Stored items
----
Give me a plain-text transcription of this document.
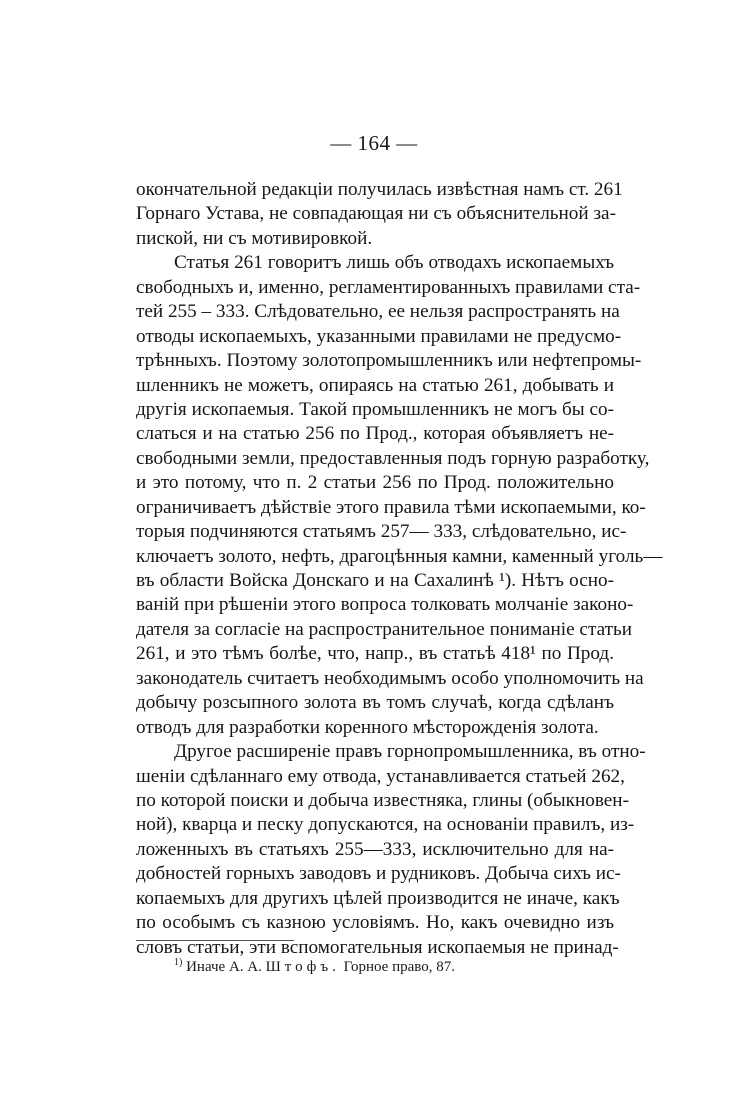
— 164 —
окончательной редакціи получилась извѣстная намъ ст. 261
Горнаго Устава, не совпадающая ни съ объяснительной за-
пиской, ни съ мотивировкой.
Статья 261 говоритъ лишь объ отводахъ ископаемыхъ
свободныхъ и, именно, регламентированныхъ правилами ста-
тей 255 – 333. Слѣдовательно, ее нельзя распространять на
отводы ископаемыхъ, указанными правилами не предусмо-
трѣнныхъ. Поэтому золотопромышленникъ или нефтепромы-
шленникъ не можетъ, опираясь на статью 261, добывать и
другія ископаемыя. Такой промышленникъ не могъ бы со-
слаться и на статью 256 по Прод., которая объявляетъ не-
свободными земли, предоставленныя подъ горную разработку,
и это потому, что п. 2 статьи 256 по Прод. положительно
ограничиваетъ дѣйствіе этого правила тѣми ископаемыми, ко-
торыя подчиняются статьямъ 257— 333, слѣдовательно, ис-
ключаетъ золото, нефть, драгоцѣнныя камни, каменный уголь—
въ области Войска Донскаго и на Сахалинѣ ¹). Нѣтъ осно-
ваній при рѣшеніи этого вопроса толковать молчаніе законо-
дателя за согласіе на распространительное пониманіе статьи
261, и это тѣмъ болѣе, что, напр., въ статьѣ 418¹ по Прод.
законодатель считаетъ необходимымъ особо уполномочить на
добычу розсыпного золота въ томъ случаѣ, когда сдѣланъ
отводъ для разработки коренного мѣсторожденія золота.
Другое расширеніе правъ горнопромышленника, въ отно-
шеніи сдѣланнаго ему отвода, устанавливается статьей 262,
по которой поиски и добыча известняка, глины (обыкновен-
ной), кварца и песку допускаются, на основаніи правилъ, из-
ложенныхъ въ статьяхъ 255—333, исключительно для на-
добностей горныхъ заводовъ и рудниковъ. Добыча сихъ ис-
копаемыхъ для другихъ цѣлей производится не иначе, какъ
по особымъ съ казною условіямъ. Но, какъ очевидно изъ
словъ статьи, эти вспомогательныя ископаемыя не принад-
$^{1)}$ Иначе А. А. Штофъ. Горное право, 87.
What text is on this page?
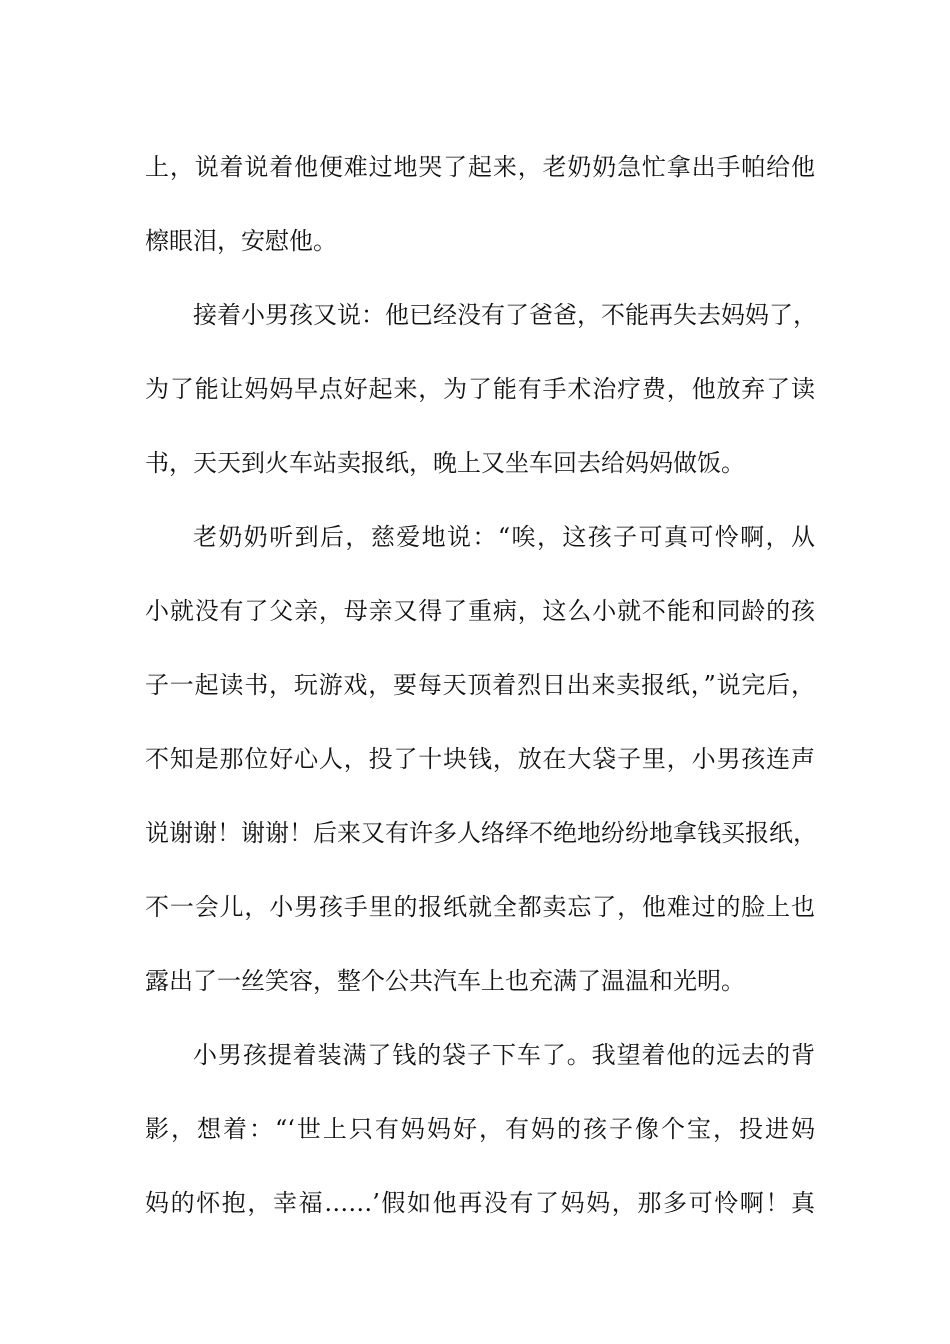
上，说着说着他便难过地哭了起来，老奶奶急忙拿出手帕给他
檫眼泪，安慰他。
接着小男孩又说：他已经没有了爸爸，不能再失去妈妈了，
为了能让妈妈早点好起来，为了能有手术治疗费，他放弃了读
书，天天到火车站卖报纸，晚上又坐车回去给妈妈做饭。
老奶奶听到后，慈爱地说：“唉，这孩子可真可怜啊，从
小就没有了父亲，母亲又得了重病，这么小就不能和同龄的孩
子一起读书，玩游戏，要每天顶着烈日出来卖报纸，”说完后，
不知是那位好心人，投了十块钱，放在大袋子里，小男孩连声
说谢谢！谢谢！后来又有许多人络绎不绝地纷纷地拿钱买报纸，
不一会儿，小男孩手里的报纸就全都卖忘了，他难过的脸上也
露出了一丝笑容，整个公共汽车上也充满了温温和光明。
小男孩提着装满了钱的袋子下车了。我望着他的远去的背
影，想着：“‘世上只有妈妈好，有妈的孩子像个宝，投进妈
妈的怀抱，幸福……’假如他再没有了妈妈，那多可怜啊！真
----
**WHAT TO DO:**
What do the lines above say from the line containing "What text is on this page?" through the last line? Quote them exactly, both ends included, and leave out the pictures.

**THE SOLUTION:**
What text is on this page?
上，说着说着他便难过地哭了起来，老奶奶急忙拿出手帕给他
檫眼泪，安慰他。
接着小男孩又说：他已经没有了爸爸，不能再失去妈妈了，
为了能让妈妈早点好起来，为了能有手术治疗费，他放弃了读
书，天天到火车站卖报纸，晚上又坐车回去给妈妈做饭。
老奶奶听到后，慈爱地说：“唉，这孩子可真可怜啊，从
小就没有了父亲，母亲又得了重病，这么小就不能和同龄的孩
子一起读书，玩游戏，要每天顶着烈日出来卖报纸，”说完后，
不知是那位好心人，投了十块钱，放在大袋子里，小男孩连声
说谢谢！谢谢！后来又有许多人络绎不绝地纷纷地拿钱买报纸，
不一会儿，小男孩手里的报纸就全都卖忘了，他难过的脸上也
露出了一丝笑容，整个公共汽车上也充满了温温和光明。
小男孩提着装满了钱的袋子下车了。我望着他的远去的背
影，想着：“‘世上只有妈妈好，有妈的孩子像个宝，投进妈
妈的怀抱，幸福……’假如他再没有了妈妈，那多可怜啊！真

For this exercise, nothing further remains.